Page content records:
%%

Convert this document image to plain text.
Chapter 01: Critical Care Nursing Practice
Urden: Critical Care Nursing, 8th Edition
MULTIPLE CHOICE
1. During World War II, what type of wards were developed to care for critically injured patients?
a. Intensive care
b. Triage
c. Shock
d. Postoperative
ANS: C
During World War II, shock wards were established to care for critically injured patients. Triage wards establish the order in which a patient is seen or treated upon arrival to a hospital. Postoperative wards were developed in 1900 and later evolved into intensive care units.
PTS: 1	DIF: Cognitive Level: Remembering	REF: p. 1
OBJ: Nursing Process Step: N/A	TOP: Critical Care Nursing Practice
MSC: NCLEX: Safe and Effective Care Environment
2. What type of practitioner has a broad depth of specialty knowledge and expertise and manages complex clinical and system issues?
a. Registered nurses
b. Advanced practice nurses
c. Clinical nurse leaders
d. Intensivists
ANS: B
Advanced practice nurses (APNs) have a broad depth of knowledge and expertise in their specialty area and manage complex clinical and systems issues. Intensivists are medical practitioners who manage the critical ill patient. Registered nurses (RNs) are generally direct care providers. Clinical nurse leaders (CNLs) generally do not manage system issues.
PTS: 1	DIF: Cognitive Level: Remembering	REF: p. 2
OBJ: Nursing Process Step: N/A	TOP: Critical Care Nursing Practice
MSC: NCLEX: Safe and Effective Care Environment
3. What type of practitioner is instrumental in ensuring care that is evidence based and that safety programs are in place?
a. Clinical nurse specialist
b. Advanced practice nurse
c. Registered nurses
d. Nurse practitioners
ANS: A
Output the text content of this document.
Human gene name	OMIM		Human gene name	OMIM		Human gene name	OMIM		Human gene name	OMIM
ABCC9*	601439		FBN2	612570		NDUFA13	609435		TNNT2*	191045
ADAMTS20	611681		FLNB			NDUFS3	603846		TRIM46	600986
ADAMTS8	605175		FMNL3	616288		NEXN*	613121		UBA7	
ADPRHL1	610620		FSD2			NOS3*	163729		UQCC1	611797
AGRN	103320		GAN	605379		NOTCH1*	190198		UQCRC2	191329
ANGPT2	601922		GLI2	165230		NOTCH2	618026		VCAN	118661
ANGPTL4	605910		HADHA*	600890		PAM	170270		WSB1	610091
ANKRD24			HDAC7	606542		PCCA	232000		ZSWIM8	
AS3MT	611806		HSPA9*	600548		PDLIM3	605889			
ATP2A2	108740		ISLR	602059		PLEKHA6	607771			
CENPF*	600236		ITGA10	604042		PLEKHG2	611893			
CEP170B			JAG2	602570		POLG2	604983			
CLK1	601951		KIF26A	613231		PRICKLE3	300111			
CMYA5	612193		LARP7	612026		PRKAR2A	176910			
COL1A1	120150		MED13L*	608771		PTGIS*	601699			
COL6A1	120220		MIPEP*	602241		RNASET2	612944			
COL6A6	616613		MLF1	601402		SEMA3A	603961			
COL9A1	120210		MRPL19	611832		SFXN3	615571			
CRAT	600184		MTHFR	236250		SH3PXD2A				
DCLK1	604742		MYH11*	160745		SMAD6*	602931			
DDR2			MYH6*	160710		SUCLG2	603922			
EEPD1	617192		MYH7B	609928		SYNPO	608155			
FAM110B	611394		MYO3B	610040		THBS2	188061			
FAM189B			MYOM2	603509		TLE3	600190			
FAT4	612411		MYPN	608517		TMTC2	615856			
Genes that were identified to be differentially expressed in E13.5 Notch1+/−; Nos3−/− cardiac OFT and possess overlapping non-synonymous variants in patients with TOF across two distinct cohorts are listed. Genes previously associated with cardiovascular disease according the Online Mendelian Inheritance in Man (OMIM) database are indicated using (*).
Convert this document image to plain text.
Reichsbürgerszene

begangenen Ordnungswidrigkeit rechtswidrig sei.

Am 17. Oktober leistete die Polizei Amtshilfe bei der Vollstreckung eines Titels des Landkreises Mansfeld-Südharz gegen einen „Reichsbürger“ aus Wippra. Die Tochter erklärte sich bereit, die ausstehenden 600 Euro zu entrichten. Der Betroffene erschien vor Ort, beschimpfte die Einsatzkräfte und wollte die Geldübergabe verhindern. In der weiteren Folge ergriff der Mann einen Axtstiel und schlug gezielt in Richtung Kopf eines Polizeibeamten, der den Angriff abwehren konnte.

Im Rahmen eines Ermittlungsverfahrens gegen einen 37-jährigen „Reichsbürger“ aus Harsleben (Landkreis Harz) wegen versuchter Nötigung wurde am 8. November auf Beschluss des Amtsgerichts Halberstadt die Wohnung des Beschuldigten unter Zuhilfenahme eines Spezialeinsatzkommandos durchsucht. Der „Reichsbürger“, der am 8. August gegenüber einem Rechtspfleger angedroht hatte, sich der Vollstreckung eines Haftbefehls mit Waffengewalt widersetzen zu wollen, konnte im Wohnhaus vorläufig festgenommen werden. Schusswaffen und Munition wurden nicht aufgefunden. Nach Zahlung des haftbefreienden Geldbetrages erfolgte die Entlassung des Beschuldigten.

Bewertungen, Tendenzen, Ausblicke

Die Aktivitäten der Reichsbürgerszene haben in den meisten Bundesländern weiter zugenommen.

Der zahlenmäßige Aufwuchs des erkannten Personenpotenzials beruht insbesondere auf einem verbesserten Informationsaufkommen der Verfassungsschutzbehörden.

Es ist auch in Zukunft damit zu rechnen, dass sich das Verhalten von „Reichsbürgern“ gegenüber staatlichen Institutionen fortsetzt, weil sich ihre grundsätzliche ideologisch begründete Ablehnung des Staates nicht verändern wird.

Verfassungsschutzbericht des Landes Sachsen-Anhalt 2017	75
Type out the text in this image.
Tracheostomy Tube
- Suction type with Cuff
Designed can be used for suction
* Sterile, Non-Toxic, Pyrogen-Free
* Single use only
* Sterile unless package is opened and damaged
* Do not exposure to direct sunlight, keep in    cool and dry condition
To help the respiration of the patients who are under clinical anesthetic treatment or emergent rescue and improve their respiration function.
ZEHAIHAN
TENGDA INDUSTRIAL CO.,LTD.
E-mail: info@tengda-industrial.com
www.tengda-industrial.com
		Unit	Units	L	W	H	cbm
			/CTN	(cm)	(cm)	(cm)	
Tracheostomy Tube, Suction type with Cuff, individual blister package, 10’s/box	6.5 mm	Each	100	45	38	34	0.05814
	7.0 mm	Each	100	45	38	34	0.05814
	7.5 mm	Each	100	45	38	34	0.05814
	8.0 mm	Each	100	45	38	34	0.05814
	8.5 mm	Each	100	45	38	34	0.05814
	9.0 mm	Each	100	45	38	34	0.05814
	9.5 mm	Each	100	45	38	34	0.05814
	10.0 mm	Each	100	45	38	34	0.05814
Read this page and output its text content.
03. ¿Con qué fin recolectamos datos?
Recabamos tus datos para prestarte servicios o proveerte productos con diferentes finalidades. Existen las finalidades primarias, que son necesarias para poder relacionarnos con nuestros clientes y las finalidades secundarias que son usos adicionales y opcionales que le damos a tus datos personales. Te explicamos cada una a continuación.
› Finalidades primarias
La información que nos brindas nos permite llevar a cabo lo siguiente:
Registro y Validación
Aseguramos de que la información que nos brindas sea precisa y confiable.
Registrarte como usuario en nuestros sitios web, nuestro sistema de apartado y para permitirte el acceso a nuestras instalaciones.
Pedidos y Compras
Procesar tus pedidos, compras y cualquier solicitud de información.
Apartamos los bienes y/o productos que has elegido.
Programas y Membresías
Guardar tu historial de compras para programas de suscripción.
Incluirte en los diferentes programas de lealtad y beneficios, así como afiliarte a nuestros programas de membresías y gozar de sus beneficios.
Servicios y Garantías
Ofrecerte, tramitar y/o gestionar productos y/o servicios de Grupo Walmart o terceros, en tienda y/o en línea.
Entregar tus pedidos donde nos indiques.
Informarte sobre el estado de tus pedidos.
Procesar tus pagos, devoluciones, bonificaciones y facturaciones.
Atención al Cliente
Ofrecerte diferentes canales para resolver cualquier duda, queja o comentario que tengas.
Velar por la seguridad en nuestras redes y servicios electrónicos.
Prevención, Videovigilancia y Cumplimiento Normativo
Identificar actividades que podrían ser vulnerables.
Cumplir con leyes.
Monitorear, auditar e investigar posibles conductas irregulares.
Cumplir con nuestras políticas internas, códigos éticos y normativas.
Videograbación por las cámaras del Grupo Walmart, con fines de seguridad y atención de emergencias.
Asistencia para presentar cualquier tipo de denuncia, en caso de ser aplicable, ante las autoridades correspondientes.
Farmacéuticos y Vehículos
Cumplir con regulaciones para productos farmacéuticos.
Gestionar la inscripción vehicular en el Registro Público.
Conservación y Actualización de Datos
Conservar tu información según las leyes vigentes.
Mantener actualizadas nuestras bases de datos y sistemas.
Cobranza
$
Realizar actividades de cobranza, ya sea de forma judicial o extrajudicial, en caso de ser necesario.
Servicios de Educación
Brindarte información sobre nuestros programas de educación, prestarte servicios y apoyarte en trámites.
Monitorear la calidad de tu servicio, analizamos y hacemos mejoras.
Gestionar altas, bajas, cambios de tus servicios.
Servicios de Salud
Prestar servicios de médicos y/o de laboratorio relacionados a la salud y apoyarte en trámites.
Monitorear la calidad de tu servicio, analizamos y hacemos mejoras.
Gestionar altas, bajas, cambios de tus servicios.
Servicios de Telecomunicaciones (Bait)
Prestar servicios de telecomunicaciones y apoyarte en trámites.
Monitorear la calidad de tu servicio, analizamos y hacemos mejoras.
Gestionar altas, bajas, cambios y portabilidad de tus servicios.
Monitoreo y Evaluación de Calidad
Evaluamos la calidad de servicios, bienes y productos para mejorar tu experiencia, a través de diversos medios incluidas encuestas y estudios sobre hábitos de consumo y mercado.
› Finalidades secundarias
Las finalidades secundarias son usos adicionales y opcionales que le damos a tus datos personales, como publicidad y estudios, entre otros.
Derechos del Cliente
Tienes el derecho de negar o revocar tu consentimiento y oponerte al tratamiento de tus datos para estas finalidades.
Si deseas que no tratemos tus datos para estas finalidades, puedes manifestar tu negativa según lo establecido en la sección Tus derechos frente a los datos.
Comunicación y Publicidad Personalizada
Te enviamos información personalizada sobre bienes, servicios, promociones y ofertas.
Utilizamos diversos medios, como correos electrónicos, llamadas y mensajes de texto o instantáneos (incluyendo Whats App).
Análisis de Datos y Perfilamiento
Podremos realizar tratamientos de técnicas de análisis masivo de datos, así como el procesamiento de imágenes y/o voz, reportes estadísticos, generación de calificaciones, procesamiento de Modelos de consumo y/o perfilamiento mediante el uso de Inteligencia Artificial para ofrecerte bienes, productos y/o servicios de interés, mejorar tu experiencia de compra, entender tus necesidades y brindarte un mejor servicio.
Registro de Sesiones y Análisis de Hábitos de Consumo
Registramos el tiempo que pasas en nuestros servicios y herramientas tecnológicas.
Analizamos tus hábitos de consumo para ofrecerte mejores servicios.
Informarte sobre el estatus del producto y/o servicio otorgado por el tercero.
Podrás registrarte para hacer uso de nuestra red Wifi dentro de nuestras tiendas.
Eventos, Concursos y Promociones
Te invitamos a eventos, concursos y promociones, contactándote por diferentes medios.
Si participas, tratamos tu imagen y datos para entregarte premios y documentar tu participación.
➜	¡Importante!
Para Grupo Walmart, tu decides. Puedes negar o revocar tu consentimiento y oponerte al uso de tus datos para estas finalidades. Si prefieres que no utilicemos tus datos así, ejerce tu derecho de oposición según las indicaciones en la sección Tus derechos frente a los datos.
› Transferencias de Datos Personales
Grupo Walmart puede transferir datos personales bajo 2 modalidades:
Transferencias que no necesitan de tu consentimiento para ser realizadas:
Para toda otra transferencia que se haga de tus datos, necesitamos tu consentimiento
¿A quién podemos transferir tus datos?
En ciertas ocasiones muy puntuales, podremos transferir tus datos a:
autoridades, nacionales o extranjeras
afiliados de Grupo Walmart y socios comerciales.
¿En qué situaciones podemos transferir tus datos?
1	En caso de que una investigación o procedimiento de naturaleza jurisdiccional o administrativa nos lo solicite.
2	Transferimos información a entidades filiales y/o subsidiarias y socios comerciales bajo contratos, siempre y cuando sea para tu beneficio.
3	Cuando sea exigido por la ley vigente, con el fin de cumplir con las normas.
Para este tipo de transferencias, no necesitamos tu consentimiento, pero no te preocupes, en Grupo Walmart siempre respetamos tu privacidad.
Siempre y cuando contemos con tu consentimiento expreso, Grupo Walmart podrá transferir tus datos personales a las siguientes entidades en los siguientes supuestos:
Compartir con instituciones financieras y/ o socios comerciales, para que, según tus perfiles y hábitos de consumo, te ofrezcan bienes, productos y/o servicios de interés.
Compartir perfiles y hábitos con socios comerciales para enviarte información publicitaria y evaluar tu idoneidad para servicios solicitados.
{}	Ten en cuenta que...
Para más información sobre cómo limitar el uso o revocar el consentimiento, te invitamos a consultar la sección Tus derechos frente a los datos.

%%

= What to do =
Considering the entries above, how many lines contain "actividades"? Give that number with nothing else.

= Result for this task =
2